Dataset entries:

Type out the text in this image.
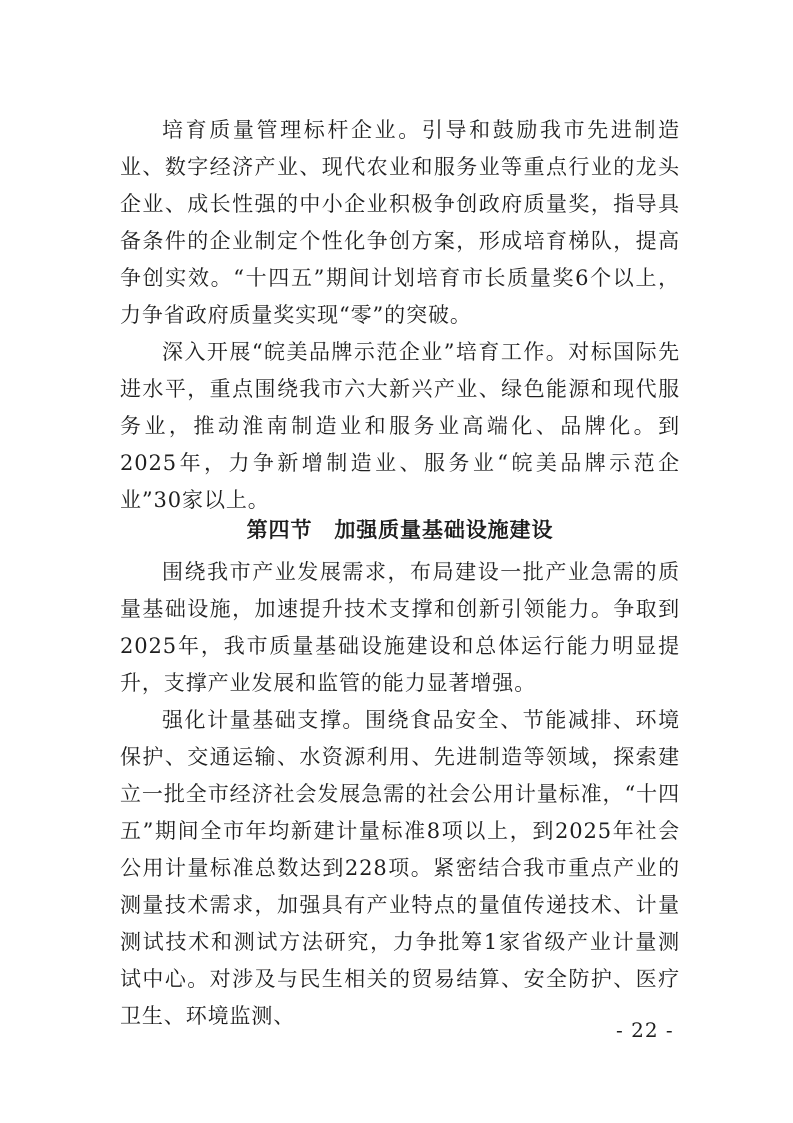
培育质量管理标杆企业。引导和鼓励我市先进制造业、数字经济产业、现代农业和服务业等重点行业的龙头企业、成长性强的中小企业积极争创政府质量奖，指导具备条件的企业制定个性化争创方案，形成培育梯队，提高争创实效。“十四五”期间计划培育市长质量奖6个以上，力争省政府质量奖实现“零”的突破。

深入开展“皖美品牌示范企业”培育工作。对标国际先进水平，重点围绕我市六大新兴产业、绿色能源和现代服务业，推动淮南制造业和服务业高端化、品牌化。到2025年，力争新增制造业、服务业“皖美品牌示范企业”30家以上。

第四节 加强质量基础设施建设

围绕我市产业发展需求，布局建设一批产业急需的质量基础设施，加速提升技术支撑和创新引领能力。争取到2025年，我市质量基础设施建设和总体运行能力明显提升，支撑产业发展和监管的能力显著增强。

强化计量基础支撑。围绕食品安全、节能减排、环境保护、交通运输、水资源利用、先进制造等领域，探索建立一批全市经济社会发展急需的社会公用计量标准，“十四五”期间全市年均新建计量标准8项以上，到2025年社会公用计量标准总数达到228项。紧密结合我市重点产业的测量技术需求，加强具有产业特点的量值传递技术、计量测试技术和测试方法研究，力争批筹1家省级产业计量测试中心。对涉及与民生相关的贸易结算、安全防护、医疗卫生、环境监测、

- 22 -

**Exercise instructions**.
Copy the data character for character, but drop all pictures from the copy.

**Answer for this exercise**.
Type out the text in this image.
培育质量管理标杆企业。引导和鼓励我市先进制造业、数字经济产业、现代农业和服务业等重点行业的龙头企业、成长性强的中小企业积极争创政府质量奖，指导具备条件的企业制定个性化争创方案，形成培育梯队，提高争创实效。“十四五”期间计划培育市长质量奖6个以上，力争省政府质量奖实现“零”的突破。

深入开展“皖美品牌示范企业”培育工作。对标国际先进水平，重点围绕我市六大新兴产业、绿色能源和现代服务业，推动淮南制造业和服务业高端化、品牌化。到2025年，力争新增制造业、服务业“皖美品牌示范企业”30家以上。

第四节 加强质量基础设施建设

围绕我市产业发展需求，布局建设一批产业急需的质量基础设施，加速提升技术支撑和创新引领能力。争取到2025年，我市质量基础设施建设和总体运行能力明显提升，支撑产业发展和监管的能力显著增强。

强化计量基础支撑。围绕食品安全、节能减排、环境保护、交通运输、水资源利用、先进制造等领域，探索建立一批全市经济社会发展急需的社会公用计量标准，“十四五”期间全市年均新建计量标准8项以上，到2025年社会公用计量标准总数达到228项。紧密结合我市重点产业的测量技术需求，加强具有产业特点的量值传递技术、计量测试技术和测试方法研究，力争批筹1家省级产业计量测试中心。对涉及与民生相关的贸易结算、安全防护、医疗卫生、环境监测、

- 22 -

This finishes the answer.